**Work to complete**
Each entry in the listing below should be restated word for word.

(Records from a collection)
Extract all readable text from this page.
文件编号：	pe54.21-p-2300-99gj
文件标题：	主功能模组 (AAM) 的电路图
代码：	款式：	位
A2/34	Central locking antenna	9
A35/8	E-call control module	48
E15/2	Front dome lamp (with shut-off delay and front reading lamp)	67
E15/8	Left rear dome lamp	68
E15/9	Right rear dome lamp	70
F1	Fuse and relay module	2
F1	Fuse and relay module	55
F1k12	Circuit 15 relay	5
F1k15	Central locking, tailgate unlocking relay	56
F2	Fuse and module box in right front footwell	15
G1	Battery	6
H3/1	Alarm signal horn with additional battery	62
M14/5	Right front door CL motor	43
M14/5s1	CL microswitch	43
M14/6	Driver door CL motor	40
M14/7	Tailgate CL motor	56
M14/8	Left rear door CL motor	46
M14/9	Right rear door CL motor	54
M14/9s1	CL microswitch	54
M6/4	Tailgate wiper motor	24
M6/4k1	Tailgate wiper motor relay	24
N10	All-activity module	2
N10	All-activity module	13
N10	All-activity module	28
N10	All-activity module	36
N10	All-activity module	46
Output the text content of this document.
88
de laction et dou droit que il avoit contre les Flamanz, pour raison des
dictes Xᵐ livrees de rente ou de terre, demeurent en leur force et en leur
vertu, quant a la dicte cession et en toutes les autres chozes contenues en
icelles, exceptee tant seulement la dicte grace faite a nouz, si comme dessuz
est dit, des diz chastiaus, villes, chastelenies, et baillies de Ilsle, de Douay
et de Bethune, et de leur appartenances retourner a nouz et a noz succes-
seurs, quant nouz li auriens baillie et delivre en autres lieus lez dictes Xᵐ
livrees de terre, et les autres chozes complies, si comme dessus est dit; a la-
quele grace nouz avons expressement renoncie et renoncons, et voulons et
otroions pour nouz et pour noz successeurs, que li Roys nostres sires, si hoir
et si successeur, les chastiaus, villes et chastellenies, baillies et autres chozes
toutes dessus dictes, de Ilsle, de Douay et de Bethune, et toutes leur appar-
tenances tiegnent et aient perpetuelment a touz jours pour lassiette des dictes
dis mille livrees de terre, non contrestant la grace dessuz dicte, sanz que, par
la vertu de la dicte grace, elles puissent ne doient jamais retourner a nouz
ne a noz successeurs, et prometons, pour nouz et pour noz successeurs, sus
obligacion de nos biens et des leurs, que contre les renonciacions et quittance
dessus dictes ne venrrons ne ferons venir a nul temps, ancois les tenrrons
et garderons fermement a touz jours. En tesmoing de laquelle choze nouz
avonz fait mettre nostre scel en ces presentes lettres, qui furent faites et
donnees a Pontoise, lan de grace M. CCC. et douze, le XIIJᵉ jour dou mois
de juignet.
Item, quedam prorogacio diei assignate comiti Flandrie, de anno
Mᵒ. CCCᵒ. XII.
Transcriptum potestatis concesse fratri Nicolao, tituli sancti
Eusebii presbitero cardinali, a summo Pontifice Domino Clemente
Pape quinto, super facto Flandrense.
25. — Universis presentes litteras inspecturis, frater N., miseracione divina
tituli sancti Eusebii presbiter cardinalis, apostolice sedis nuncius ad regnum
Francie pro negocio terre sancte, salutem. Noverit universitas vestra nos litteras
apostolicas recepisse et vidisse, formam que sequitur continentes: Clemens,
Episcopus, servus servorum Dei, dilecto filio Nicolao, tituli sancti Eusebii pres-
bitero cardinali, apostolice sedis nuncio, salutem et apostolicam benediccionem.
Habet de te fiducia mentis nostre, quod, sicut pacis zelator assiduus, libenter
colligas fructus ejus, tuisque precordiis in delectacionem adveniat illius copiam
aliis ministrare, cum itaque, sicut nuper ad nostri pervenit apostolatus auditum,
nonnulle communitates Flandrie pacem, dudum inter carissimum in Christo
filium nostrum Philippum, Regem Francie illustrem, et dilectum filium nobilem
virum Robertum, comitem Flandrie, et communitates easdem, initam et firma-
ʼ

**Solution for this exercise**
Extract all readable text from this page.
文件编号：	pe54.21-p-2300-99gj
文件标题：	主功能模组 (AAM) 的电路图
代码：	款式：	位
A2/34	Central locking antenna	9
A35/8	E-call control module	48
E15/2	Front dome lamp (with shut-off delay and front reading lamp)	67
E15/8	Left rear dome lamp	68
E15/9	Right rear dome lamp	70
F1	Fuse and relay module	2
F1	Fuse and relay module	55
F1k12	Circuit 15 relay	5
F1k15	Central locking, tailgate unlocking relay	56
F2	Fuse and module box in right front footwell	15
G1	Battery	6
H3/1	Alarm signal horn with additional battery	62
M14/5	Right front door CL motor	43
M14/5s1	CL microswitch	43
M14/6	Driver door CL motor	40
M14/7	Tailgate CL motor	56
M14/8	Left rear door CL motor	46
M14/9	Right rear door CL motor	54
M14/9s1	CL microswitch	54
M6/4	Tailgate wiper motor	24
M6/4k1	Tailgate wiper motor relay	24
N10	All-activity module	2
N10	All-activity module	13
N10	All-activity module	28
N10	All-activity module	36
N10	All-activity module	46
Output the text content of this document.
88
de laction et dou droit que il avoit contre les Flamanz, pour raison des
dictes Xᵐ livrees de rente ou de terre, demeurent en leur force et en leur
vertu, quant a la dicte cession et en toutes les autres chozes contenues en
icelles, exceptee tant seulement la dicte grace faite a nouz, si comme dessuz
est dit, des diz chastiaus, villes, chastelenies, et baillies de Ilsle, de Douay
et de Bethune, et de leur appartenances retourner a nouz et a noz succes-
seurs, quant nouz li auriens baillie et delivre en autres lieus lez dictes Xᵐ
livrees de terre, et les autres chozes complies, si comme dessus est dit; a la-
quele grace nouz avons expressement renoncie et renoncons, et voulons et
otroions pour nouz et pour noz successeurs, que li Roys nostres sires, si hoir
et si successeur, les chastiaus, villes et chastellenies, baillies et autres chozes
toutes dessus dictes, de Ilsle, de Douay et de Bethune, et toutes leur appar-
tenances tiegnent et aient perpetuelment a touz jours pour lassiette des dictes
dis mille livrees de terre, non contrestant la grace dessuz dicte, sanz que, par
la vertu de la dicte grace, elles puissent ne doient jamais retourner a nouz
ne a noz successeurs, et prometons, pour nouz et pour noz successeurs, sus
obligacion de nos biens et des leurs, que contre les renonciacions et quittance
dessus dictes ne venrrons ne ferons venir a nul temps, ancois les tenrrons
et garderons fermement a touz jours. En tesmoing de laquelle choze nouz
avonz fait mettre nostre scel en ces presentes lettres, qui furent faites et
donnees a Pontoise, lan de grace M. CCC. et douze, le XIIJᵉ jour dou mois
de juignet.
Item, quedam prorogacio diei assignate comiti Flandrie, de anno
Mᵒ. CCCᵒ. XII.
Transcriptum potestatis concesse fratri Nicolao, tituli sancti
Eusebii presbitero cardinali, a summo Pontifice Domino Clemente
Pape quinto, super facto Flandrense.
25. — Universis presentes litteras inspecturis, frater N., miseracione divina
tituli sancti Eusebii presbiter cardinalis, apostolice sedis nuncius ad regnum
Francie pro negocio terre sancte, salutem. Noverit universitas vestra nos litteras
apostolicas recepisse et vidisse, formam que sequitur continentes: Clemens,
Episcopus, servus servorum Dei, dilecto filio Nicolao, tituli sancti Eusebii pres-
bitero cardinali, apostolice sedis nuncio, salutem et apostolicam benediccionem.
Habet de te fiducia mentis nostre, quod, sicut pacis zelator assiduus, libenter
colligas fructus ejus, tuisque precordiis in delectacionem adveniat illius copiam
aliis ministrare, cum itaque, sicut nuper ad nostri pervenit apostolatus auditum,
nonnulle communitates Flandrie pacem, dudum inter carissimum in Christo
filium nostrum Philippum, Regem Francie illustrem, et dilectum filium nobilem
virum Robertum, comitem Flandrie, et communitates easdem, initam et firma-
ʼ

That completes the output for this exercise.